++++ Records for the exercise ++++

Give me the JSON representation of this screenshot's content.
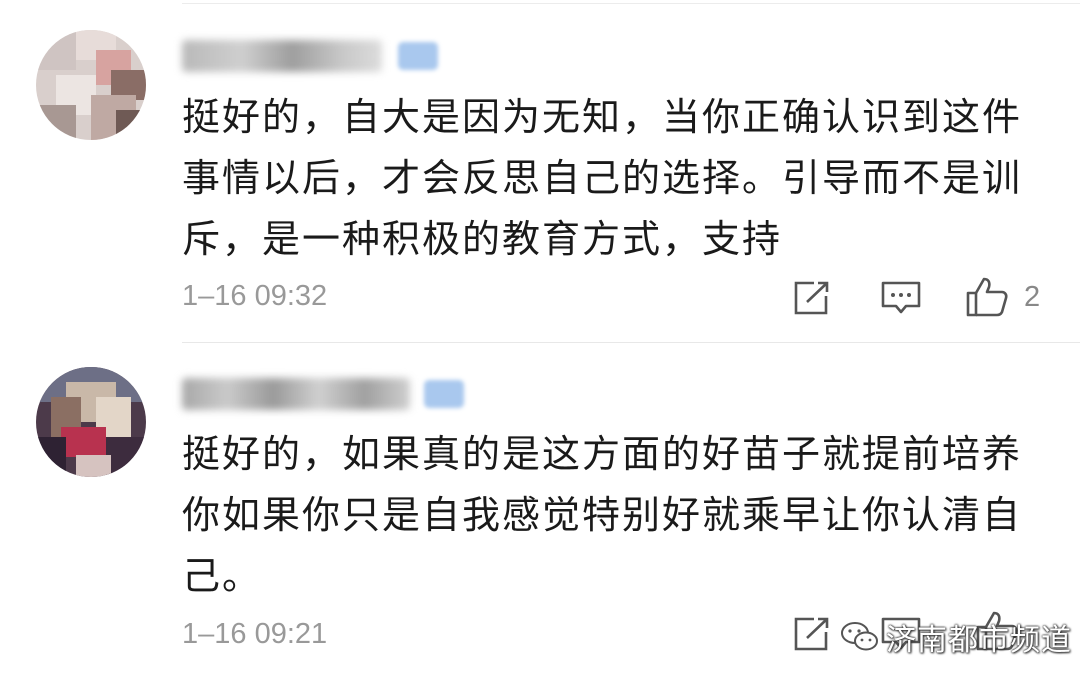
{
  "comments": [
    {
      "text": "挺好的，自大是因为无知，当你正确认识到这件事情以后，才会反思自己的选择。引导而不是训斥，是一种积极的教育方式，支持",
      "time": "1–16 09:32",
      "likes": "2"
    },
    {
      "text": "挺好的，如果真的是这方面的好苗子就提前培养你如果你只是自我感觉特别好就乘早让你认清自己。",
      "time": "1–16 09:21",
      "likes": ""
    }
  ],
  "watermark": {
    "text": "济南都市频道"
  },
  "icons": {
    "share": "share-icon",
    "reply": "comment-icon",
    "like": "thumbs-up-icon",
    "watermark": "wechat-icon"
  },
  "colors": {
    "text": "#1a1a1a",
    "meta": "#999999",
    "badge": "#a9c8ee"
  }
}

++++

Aim: Set each line of the records down exactly, leaving every picture out.

Expected output:
Give me the JSON representation of this screenshot's content.
{
  "comments": [
    {
      "text": "挺好的，自大是因为无知，当你正确认识到这件事情以后，才会反思自己的选择。引导而不是训斥，是一种积极的教育方式，支持",
      "time": "1–16 09:32",
      "likes": "2"
    },
    {
      "text": "挺好的，如果真的是这方面的好苗子就提前培养你如果你只是自我感觉特别好就乘早让你认清自己。",
      "time": "1–16 09:21",
      "likes": ""
    }
  ],
  "watermark": {
    "text": "济南都市频道"
  },
  "icons": {
    "share": "share-icon",
    "reply": "comment-icon",
    "like": "thumbs-up-icon",
    "watermark": "wechat-icon"
  },
  "colors": {
    "text": "#1a1a1a",
    "meta": "#999999",
    "badge": "#a9c8ee"
  }
}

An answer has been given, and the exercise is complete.